Repeat the records verbatim and leave the pictures out of your copy.

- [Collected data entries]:
╭──

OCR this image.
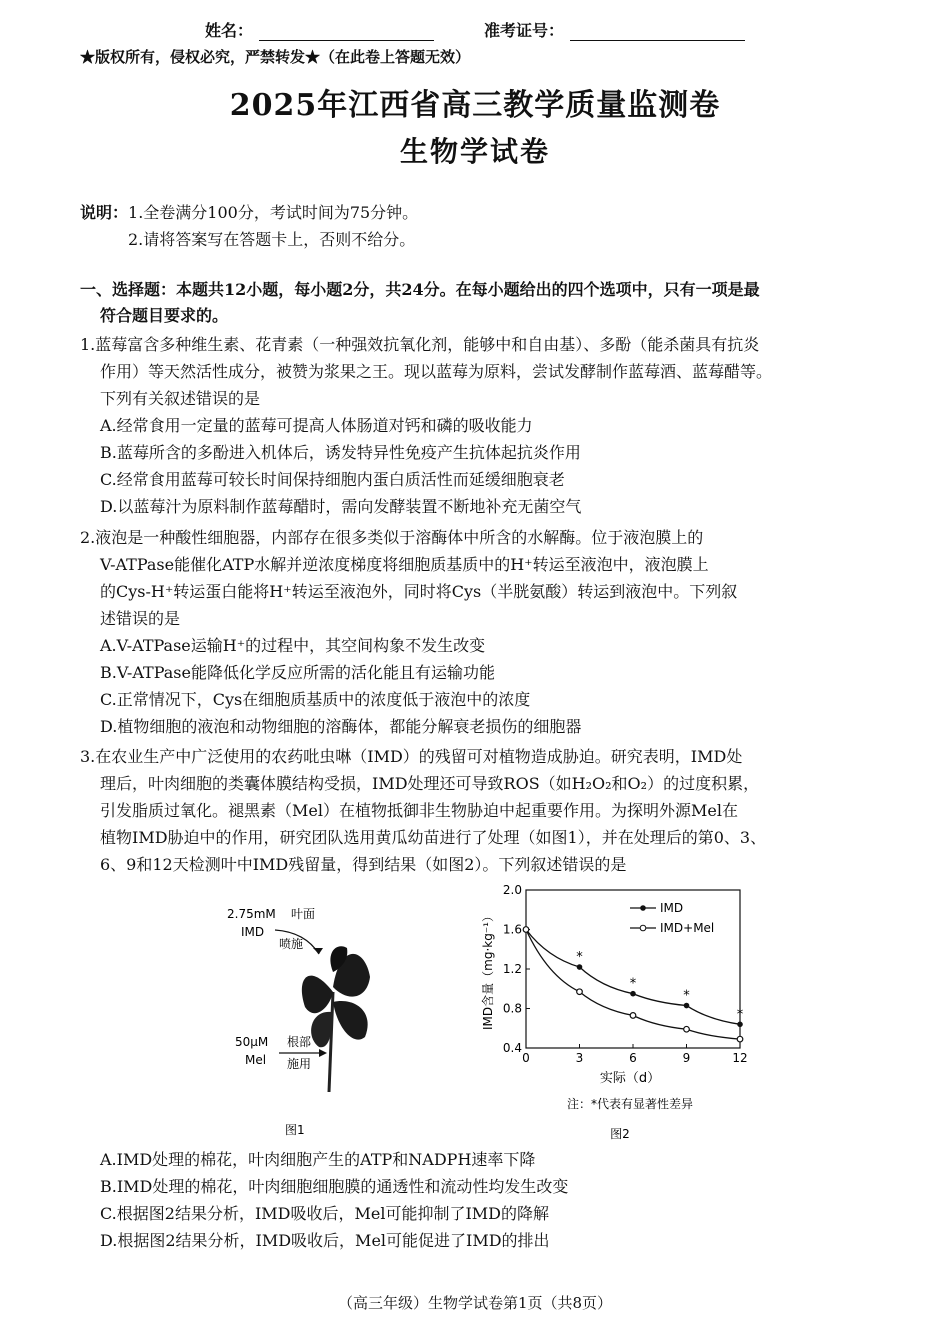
姓名：	准考证号：
★版权所有，侵权必究，严禁转发★（在此卷上答题无效）
2025年江西省高三教学质量监测卷
生物学试卷
说明：1.全卷满分100分，考试时间为75分钟。
2.请将答案写在答题卡上，否则不给分。
一、选择题：本题共12小题，每小题2分，共24分。在每小题给出的四个选项中，只有一项是最
符合题目要求的。
1.蓝莓富含多种维生素、花青素（一种强效抗氧化剂，能够中和自由基）、多酚（能杀菌具有抗炎
作用）等天然活性成分，被赞为浆果之王。现以蓝莓为原料，尝试发酵制作蓝莓酒、蓝莓醋等。
下列有关叙述错误的是
A.经常食用一定量的蓝莓可提高人体肠道对钙和磷的吸收能力
B.蓝莓所含的多酚进入机体后，诱发特异性免疫产生抗体起抗炎作用
C.经常食用蓝莓可较长时间保持细胞内蛋白质活性而延缓细胞衰老
D.以蓝莓汁为原料制作蓝莓醋时，需向发酵装置不断地补充无菌空气
2.液泡是一种酸性细胞器，内部存在很多类似于溶酶体中所含的水解酶。位于液泡膜上的
V-ATPase能催化ATP水解并逆浓度梯度将细胞质基质中的H⁺转运至液泡中，液泡膜上
的Cys-H⁺转运蛋白能将H⁺转运至液泡外，同时将Cys（半胱氨酸）转运到液泡中。下列叙
述错误的是
A.V-ATPase运输H⁺的过程中，其空间构象不发生改变
B.V-ATPase能降低化学反应所需的活化能且有运输功能
C.正常情况下，Cys在细胞质基质中的浓度低于液泡中的浓度
D.植物细胞的液泡和动物细胞的溶酶体，都能分解衰老损伤的细胞器
3.在农业生产中广泛使用的农药吡虫啉（IMD）的残留可对植物造成胁迫。研究表明，IMD处
理后，叶肉细胞的类囊体膜结构受损，IMD处理还可导致ROS（如H₂O₂和O₂）的过度积累，
引发脂质过氧化。褪黑素（Mel）在植物抵御非生物胁迫中起重要作用。为探明外源Mel在
植物IMD胁迫中的作用，研究团队选用黄瓜幼苗进行了处理（如图1），并在处理后的第0、3、
6、9和12天检测叶中IMD残留量，得到结果（如图2）。下列叙述错误的是
2.75mM 叶面
IMD
喷施
50μM
Mel
根部
施用
图1
0.4
0.8
1.2
1.6
2.0
0	3	6	9	12
*
*
*
*
IMD
IMD+Mel
IMD含量（mg·kg⁻¹）
实际（d）
注：*代表有显著性差异
图2
A.IMD处理的棉花，叶肉细胞产生的ATP和NADPH速率下降
B.IMD处理的棉花，叶肉细胞细胞膜的通透性和流动性均发生改变
C.根据图2结果分析，IMD吸收后，Mel可能抑制了IMD的降解
D.根据图2结果分析，IMD吸收后，Mel可能促进了IMD的排出
（高三年级）生物学试卷第1页（共8页）
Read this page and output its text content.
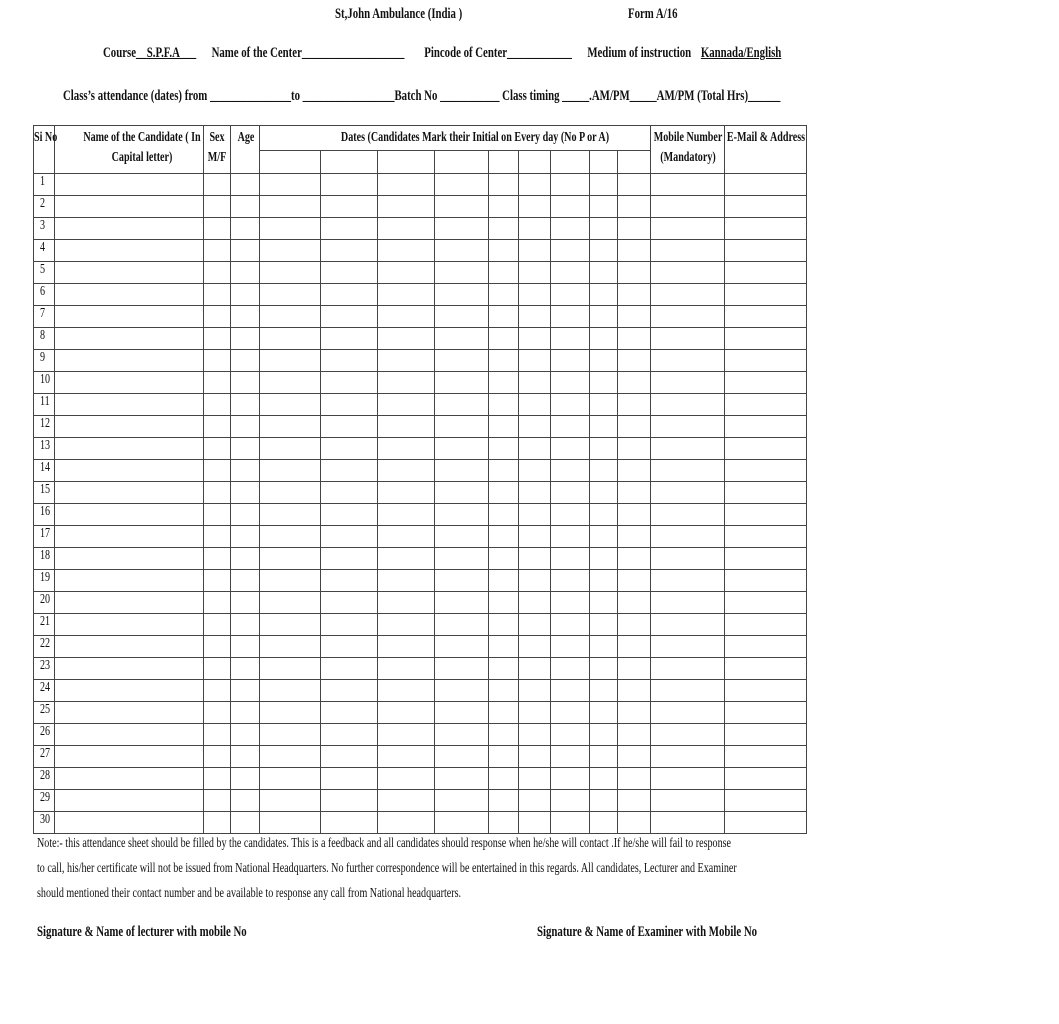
St,John Ambulance (India )	Form A/16
Course__S.P.F.A___ Name of the Center___________________ Pincode of Center____________ Medium of instruction Kannada/English
Class’s attendance (dates) from _______________to _________________Batch No ___________ Class timing _____.AM/PM_____AM/PM (Total Hrs)______
Si No	Name of the Candidate ( In Capital letter)	Sex M/F	Age	Dates (Candidates Mark their Initial on Every day (No P or A)									Mobile Number (Mandatory)	E-Mail & Address

1														
2														
3														
4														
5														
6														
7														
8														
9														
10														
11														
12														
13														
14														
15														
16														
17														
18														
19														
20														
21														
22														
23														
24														
25														
26														
27														
28														
29														
30														
Note:- this attendance sheet should be filled by the candidates. This is a feedback and all candidates should response when he/she will contact .If he/she will fail to response to call, his/her certificate will not be issued from National Headquarters. No further correspondence will be entertained in this regards. All candidates, Lecturer and Examiner should mentioned their contact number and be available to response any call from National headquarters.
Signature & Name of lecturer with mobile No	Signature & Name of Examiner with Mobile No
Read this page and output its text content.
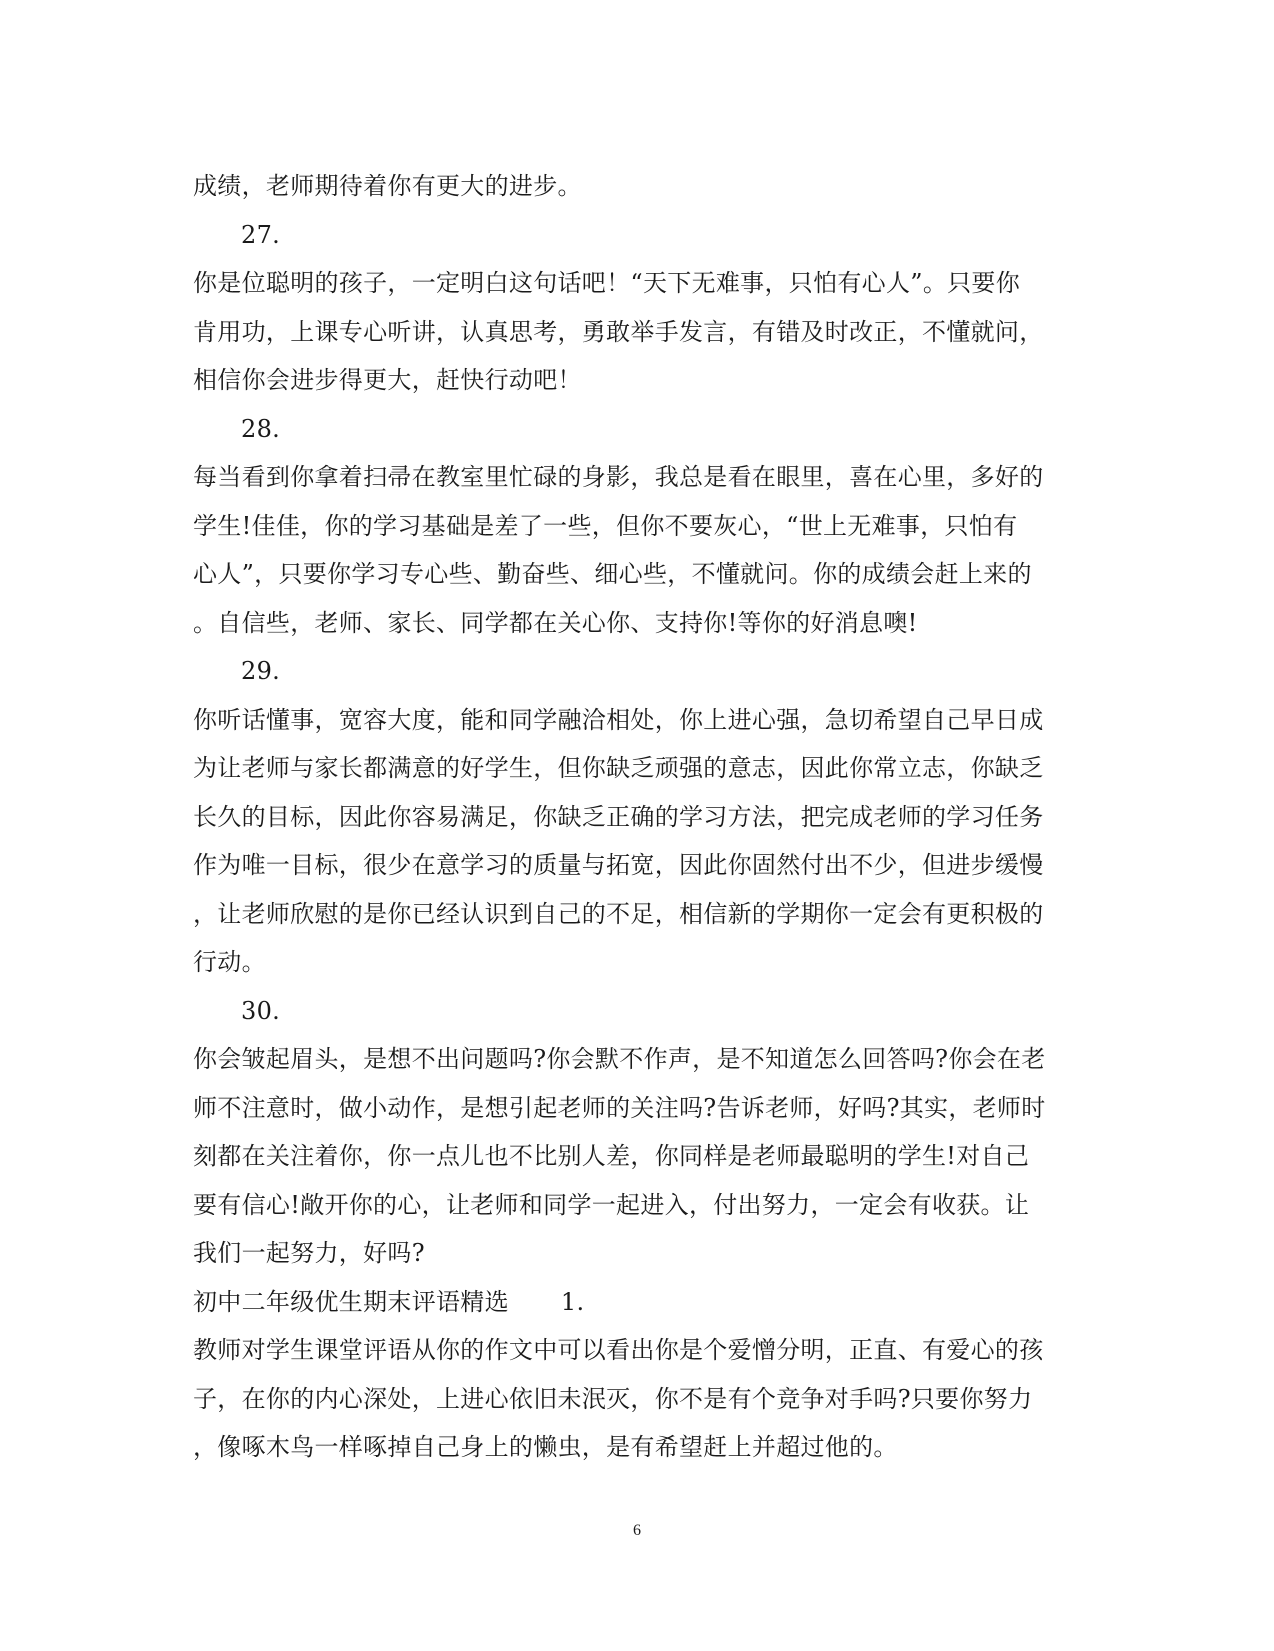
成绩，老师期待着你有更大的进步。
27.
你是位聪明的孩子，一定明白这句话吧！“天下无难事，只怕有心人”。只要你
肯用功，上课专心听讲，认真思考，勇敢举手发言，有错及时改正，不懂就问，
相信你会进步得更大，赶快行动吧！
28.
每当看到你拿着扫帚在教室里忙碌的身影，我总是看在眼里，喜在心里，多好的
学生!佳佳，你的学习基础是差了一些，但你不要灰心，“世上无难事，只怕有
心人”，只要你学习专心些、勤奋些、细心些，不懂就问。你的成绩会赶上来的
。自信些，老师、家长、同学都在关心你、支持你!等你的好消息噢!
29.
你听话懂事，宽容大度，能和同学融洽相处，你上进心强，急切希望自己早日成
为让老师与家长都满意的好学生，但你缺乏顽强的意志，因此你常立志，你缺乏
长久的目标，因此你容易满足，你缺乏正确的学习方法，把完成老师的学习任务
作为唯一目标，很少在意学习的质量与拓宽，因此你固然付出不少，但进步缓慢
，让老师欣慰的是你已经认识到自己的不足，相信新的学期你一定会有更积极的
行动。
30.
你会皱起眉头，是想不出问题吗?你会默不作声，是不知道怎么回答吗?你会在老
师不注意时，做小动作，是想引起老师的关注吗?告诉老师，好吗?其实，老师时
刻都在关注着你，你一点儿也不比别人差，你同样是老师最聪明的学生!对自己
要有信心!敞开你的心，让老师和同学一起进入，付出努力，一定会有收获。让
我们一起努力，好吗?
初中二年级优生期末评语精选 1.
教师对学生课堂评语从你的作文中可以看出你是个爱憎分明，正直、有爱心的孩
子，在你的内心深处，上进心依旧未泯灭，你不是有个竞争对手吗?只要你努力
，像啄木鸟一样啄掉自己身上的懒虫，是有希望赶上并超过他的。
6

╰──

- [WRITTEN ANSWER]:
OCR this image.
姓名：	准考证号：
★版权所有，侵权必究，严禁转发★（在此卷上答题无效）
2025年江西省高三教学质量监测卷
生物学试卷
说明：1.全卷满分100分，考试时间为75分钟。
2.请将答案写在答题卡上，否则不给分。
一、选择题：本题共12小题，每小题2分，共24分。在每小题给出的四个选项中，只有一项是最
符合题目要求的。
1.蓝莓富含多种维生素、花青素（一种强效抗氧化剂，能够中和自由基）、多酚（能杀菌具有抗炎
作用）等天然活性成分，被赞为浆果之王。现以蓝莓为原料，尝试发酵制作蓝莓酒、蓝莓醋等。
下列有关叙述错误的是
A.经常食用一定量的蓝莓可提高人体肠道对钙和磷的吸收能力
B.蓝莓所含的多酚进入机体后，诱发特异性免疫产生抗体起抗炎作用
C.经常食用蓝莓可较长时间保持细胞内蛋白质活性而延缓细胞衰老
D.以蓝莓汁为原料制作蓝莓醋时，需向发酵装置不断地补充无菌空气
2.液泡是一种酸性细胞器，内部存在很多类似于溶酶体中所含的水解酶。位于液泡膜上的
V-ATPase能催化ATP水解并逆浓度梯度将细胞质基质中的H⁺转运至液泡中，液泡膜上
的Cys-H⁺转运蛋白能将H⁺转运至液泡外，同时将Cys（半胱氨酸）转运到液泡中。下列叙
述错误的是
A.V-ATPase运输H⁺的过程中，其空间构象不发生改变
B.V-ATPase能降低化学反应所需的活化能且有运输功能
C.正常情况下，Cys在细胞质基质中的浓度低于液泡中的浓度
D.植物细胞的液泡和动物细胞的溶酶体，都能分解衰老损伤的细胞器
3.在农业生产中广泛使用的农药吡虫啉（IMD）的残留可对植物造成胁迫。研究表明，IMD处
理后，叶肉细胞的类囊体膜结构受损，IMD处理还可导致ROS（如H₂O₂和O₂）的过度积累，
引发脂质过氧化。褪黑素（Mel）在植物抵御非生物胁迫中起重要作用。为探明外源Mel在
植物IMD胁迫中的作用，研究团队选用黄瓜幼苗进行了处理（如图1），并在处理后的第0、3、
6、9和12天检测叶中IMD残留量，得到结果（如图2）。下列叙述错误的是
2.75mM 叶面
IMD
喷施
50μM
Mel
根部
施用
图1
0.4
0.8
1.2
1.6
2.0
0	3	6	9	12
*
*
*
*
IMD
IMD+Mel
IMD含量（mg·kg⁻¹）
实际（d）
注：*代表有显著性差异
图2
A.IMD处理的棉花，叶肉细胞产生的ATP和NADPH速率下降
B.IMD处理的棉花，叶肉细胞细胞膜的通透性和流动性均发生改变
C.根据图2结果分析，IMD吸收后，Mel可能抑制了IMD的降解
D.根据图2结果分析，IMD吸收后，Mel可能促进了IMD的排出
（高三年级）生物学试卷第1页（共8页）
Read this page and output its text content.
St,John Ambulance (India )	Form A/16
Course__S.P.F.A___ Name of the Center___________________ Pincode of Center____________ Medium of instruction Kannada/English
Class’s attendance (dates) from _______________to _________________Batch No ___________ Class timing _____.AM/PM_____AM/PM (Total Hrs)______
Si No	Name of the Candidate ( In Capital letter)	Sex M/F	Age	Dates (Candidates Mark their Initial on Every day (No P or A)									Mobile Number (Mandatory)	E-Mail & Address

1														
2														
3														
4														
5														
6														
7														
8														
9														
10														
11														
12														
13														
14														
15														
16														
17														
18														
19														
20														
21														
22														
23														
24														
25														
26														
27														
28														
29														
30														
Note:- this attendance sheet should be filled by the candidates. This is a feedback and all candidates should response when he/she will contact .If he/she will fail to response to call, his/her certificate will not be issued from National Headquarters. No further correspondence will be entertained in this regards. All candidates, Lecturer and Examiner should mentioned their contact number and be available to response any call from National headquarters.
Signature & Name of lecturer with mobile No	Signature & Name of Examiner with Mobile No
Read this page and output its text content.
成绩，老师期待着你有更大的进步。
27.
你是位聪明的孩子，一定明白这句话吧！“天下无难事，只怕有心人”。只要你
肯用功，上课专心听讲，认真思考，勇敢举手发言，有错及时改正，不懂就问，
相信你会进步得更大，赶快行动吧！
28.
每当看到你拿着扫帚在教室里忙碌的身影，我总是看在眼里，喜在心里，多好的
学生!佳佳，你的学习基础是差了一些，但你不要灰心，“世上无难事，只怕有
心人”，只要你学习专心些、勤奋些、细心些，不懂就问。你的成绩会赶上来的
。自信些，老师、家长、同学都在关心你、支持你!等你的好消息噢!
29.
你听话懂事，宽容大度，能和同学融洽相处，你上进心强，急切希望自己早日成
为让老师与家长都满意的好学生，但你缺乏顽强的意志，因此你常立志，你缺乏
长久的目标，因此你容易满足，你缺乏正确的学习方法，把完成老师的学习任务
作为唯一目标，很少在意学习的质量与拓宽，因此你固然付出不少，但进步缓慢
，让老师欣慰的是你已经认识到自己的不足，相信新的学期你一定会有更积极的
行动。
30.
你会皱起眉头，是想不出问题吗?你会默不作声，是不知道怎么回答吗?你会在老
师不注意时，做小动作，是想引起老师的关注吗?告诉老师，好吗?其实，老师时
刻都在关注着你，你一点儿也不比别人差，你同样是老师最聪明的学生!对自己
要有信心!敞开你的心，让老师和同学一起进入，付出努力，一定会有收获。让
我们一起努力，好吗?
初中二年级优生期末评语精选 1.
教师对学生课堂评语从你的作文中可以看出你是个爱憎分明，正直、有爱心的孩
子，在你的内心深处，上进心依旧未泯灭，你不是有个竞争对手吗?只要你努力
，像啄木鸟一样啄掉自己身上的懒虫，是有希望赶上并超过他的。
6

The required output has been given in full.